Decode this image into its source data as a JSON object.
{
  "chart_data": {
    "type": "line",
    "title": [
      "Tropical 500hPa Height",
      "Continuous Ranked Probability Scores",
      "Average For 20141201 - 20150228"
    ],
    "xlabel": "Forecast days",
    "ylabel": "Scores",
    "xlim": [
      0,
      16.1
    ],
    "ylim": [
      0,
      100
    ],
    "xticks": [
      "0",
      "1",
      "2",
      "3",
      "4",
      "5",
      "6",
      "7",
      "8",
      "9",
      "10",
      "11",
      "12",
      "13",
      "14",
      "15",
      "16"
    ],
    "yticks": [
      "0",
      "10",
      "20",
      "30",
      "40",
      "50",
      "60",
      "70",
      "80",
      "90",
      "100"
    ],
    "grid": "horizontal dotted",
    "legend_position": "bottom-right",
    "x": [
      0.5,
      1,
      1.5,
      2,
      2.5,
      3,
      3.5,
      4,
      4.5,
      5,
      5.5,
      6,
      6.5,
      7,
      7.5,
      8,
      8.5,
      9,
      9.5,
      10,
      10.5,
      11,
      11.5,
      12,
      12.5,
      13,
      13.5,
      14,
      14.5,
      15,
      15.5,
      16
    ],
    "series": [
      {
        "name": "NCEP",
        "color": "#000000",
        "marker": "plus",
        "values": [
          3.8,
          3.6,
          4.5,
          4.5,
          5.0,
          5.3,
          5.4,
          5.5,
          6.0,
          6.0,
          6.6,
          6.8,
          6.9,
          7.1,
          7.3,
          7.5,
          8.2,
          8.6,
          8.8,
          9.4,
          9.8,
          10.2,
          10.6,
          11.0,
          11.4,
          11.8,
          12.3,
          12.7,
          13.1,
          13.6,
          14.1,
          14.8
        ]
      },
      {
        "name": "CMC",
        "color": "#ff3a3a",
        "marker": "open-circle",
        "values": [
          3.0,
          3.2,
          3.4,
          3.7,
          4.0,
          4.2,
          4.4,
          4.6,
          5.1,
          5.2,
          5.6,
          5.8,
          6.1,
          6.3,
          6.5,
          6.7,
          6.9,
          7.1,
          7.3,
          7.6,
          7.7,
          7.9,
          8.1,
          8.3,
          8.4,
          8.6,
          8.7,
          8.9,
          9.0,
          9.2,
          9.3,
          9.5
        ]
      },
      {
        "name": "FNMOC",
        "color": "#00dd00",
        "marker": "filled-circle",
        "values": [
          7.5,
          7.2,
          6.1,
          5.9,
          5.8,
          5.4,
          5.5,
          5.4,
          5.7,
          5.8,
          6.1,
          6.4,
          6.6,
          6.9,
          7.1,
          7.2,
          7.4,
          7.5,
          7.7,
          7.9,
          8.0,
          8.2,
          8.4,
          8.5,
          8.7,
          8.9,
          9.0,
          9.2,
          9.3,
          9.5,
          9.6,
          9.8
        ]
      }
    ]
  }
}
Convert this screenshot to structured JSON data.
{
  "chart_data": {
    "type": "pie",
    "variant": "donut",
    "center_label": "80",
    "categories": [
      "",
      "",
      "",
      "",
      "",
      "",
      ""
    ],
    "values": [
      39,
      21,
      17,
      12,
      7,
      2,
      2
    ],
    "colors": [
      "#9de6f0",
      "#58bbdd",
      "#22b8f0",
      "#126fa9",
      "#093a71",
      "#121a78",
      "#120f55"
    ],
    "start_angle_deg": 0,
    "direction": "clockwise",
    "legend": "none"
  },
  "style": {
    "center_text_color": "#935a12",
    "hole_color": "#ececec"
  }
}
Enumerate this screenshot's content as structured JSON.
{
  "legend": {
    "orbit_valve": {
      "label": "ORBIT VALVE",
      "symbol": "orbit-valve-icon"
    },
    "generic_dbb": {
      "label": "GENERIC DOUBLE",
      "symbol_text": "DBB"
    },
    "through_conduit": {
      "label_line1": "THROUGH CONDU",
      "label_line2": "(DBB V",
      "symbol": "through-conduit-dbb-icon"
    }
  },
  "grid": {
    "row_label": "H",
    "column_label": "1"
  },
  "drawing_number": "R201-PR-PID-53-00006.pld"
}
■ ■ ■ ■ ■ ■ ■
**WORK TO BE COMPLETED**
Please restate the whole listing word for word.

**OUTPUT FOR THIS EXERCISE**
Decode this image into its source data as a JSON object.
{
  "chart_data": {
    "type": "line",
    "title": [
      "Tropical 500hPa Height",
      "Continuous Ranked Probability Scores",
      "Average For 20141201 - 20150228"
    ],
    "xlabel": "Forecast days",
    "ylabel": "Scores",
    "xlim": [
      0,
      16.1
    ],
    "ylim": [
      0,
      100
    ],
    "xticks": [
      "0",
      "1",
      "2",
      "3",
      "4",
      "5",
      "6",
      "7",
      "8",
      "9",
      "10",
      "11",
      "12",
      "13",
      "14",
      "15",
      "16"
    ],
    "yticks": [
      "0",
      "10",
      "20",
      "30",
      "40",
      "50",
      "60",
      "70",
      "80",
      "90",
      "100"
    ],
    "grid": "horizontal dotted",
    "legend_position": "bottom-right",
    "x": [
      0.5,
      1,
      1.5,
      2,
      2.5,
      3,
      3.5,
      4,
      4.5,
      5,
      5.5,
      6,
      6.5,
      7,
      7.5,
      8,
      8.5,
      9,
      9.5,
      10,
      10.5,
      11,
      11.5,
      12,
      12.5,
      13,
      13.5,
      14,
      14.5,
      15,
      15.5,
      16
    ],
    "series": [
      {
        "name": "NCEP",
        "color": "#000000",
        "marker": "plus",
        "values": [
          3.8,
          3.6,
          4.5,
          4.5,
          5.0,
          5.3,
          5.4,
          5.5,
          6.0,
          6.0,
          6.6,
          6.8,
          6.9,
          7.1,
          7.3,
          7.5,
          8.2,
          8.6,
          8.8,
          9.4,
          9.8,
          10.2,
          10.6,
          11.0,
          11.4,
          11.8,
          12.3,
          12.7,
          13.1,
          13.6,
          14.1,
          14.8
        ]
      },
      {
        "name": "CMC",
        "color": "#ff3a3a",
        "marker": "open-circle",
        "values": [
          3.0,
          3.2,
          3.4,
          3.7,
          4.0,
          4.2,
          4.4,
          4.6,
          5.1,
          5.2,
          5.6,
          5.8,
          6.1,
          6.3,
          6.5,
          6.7,
          6.9,
          7.1,
          7.3,
          7.6,
          7.7,
          7.9,
          8.1,
          8.3,
          8.4,
          8.6,
          8.7,
          8.9,
          9.0,
          9.2,
          9.3,
          9.5
        ]
      },
      {
        "name": "FNMOC",
        "color": "#00dd00",
        "marker": "filled-circle",
        "values": [
          7.5,
          7.2,
          6.1,
          5.9,
          5.8,
          5.4,
          5.5,
          5.4,
          5.7,
          5.8,
          6.1,
          6.4,
          6.6,
          6.9,
          7.1,
          7.2,
          7.4,
          7.5,
          7.7,
          7.9,
          8.0,
          8.2,
          8.4,
          8.5,
          8.7,
          8.9,
          9.0,
          9.2,
          9.3,
          9.5,
          9.6,
          9.8
        ]
      }
    ]
  }
}
Convert this screenshot to structured JSON data.
{
  "chart_data": {
    "type": "pie",
    "variant": "donut",
    "center_label": "80",
    "categories": [
      "",
      "",
      "",
      "",
      "",
      "",
      ""
    ],
    "values": [
      39,
      21,
      17,
      12,
      7,
      2,
      2
    ],
    "colors": [
      "#9de6f0",
      "#58bbdd",
      "#22b8f0",
      "#126fa9",
      "#093a71",
      "#121a78",
      "#120f55"
    ],
    "start_angle_deg": 0,
    "direction": "clockwise",
    "legend": "none"
  },
  "style": {
    "center_text_color": "#935a12",
    "hole_color": "#ececec"
  }
}
Enumerate this screenshot's content as structured JSON.
{
  "legend": {
    "orbit_valve": {
      "label": "ORBIT VALVE",
      "symbol": "orbit-valve-icon"
    },
    "generic_dbb": {
      "label": "GENERIC DOUBLE",
      "symbol_text": "DBB"
    },
    "through_conduit": {
      "label_line1": "THROUGH CONDU",
      "label_line2": "(DBB V",
      "symbol": "through-conduit-dbb-icon"
    }
  },
  "grid": {
    "row_label": "H",
    "column_label": "1"
  },
  "drawing_number": "R201-PR-PID-53-00006.pld"
}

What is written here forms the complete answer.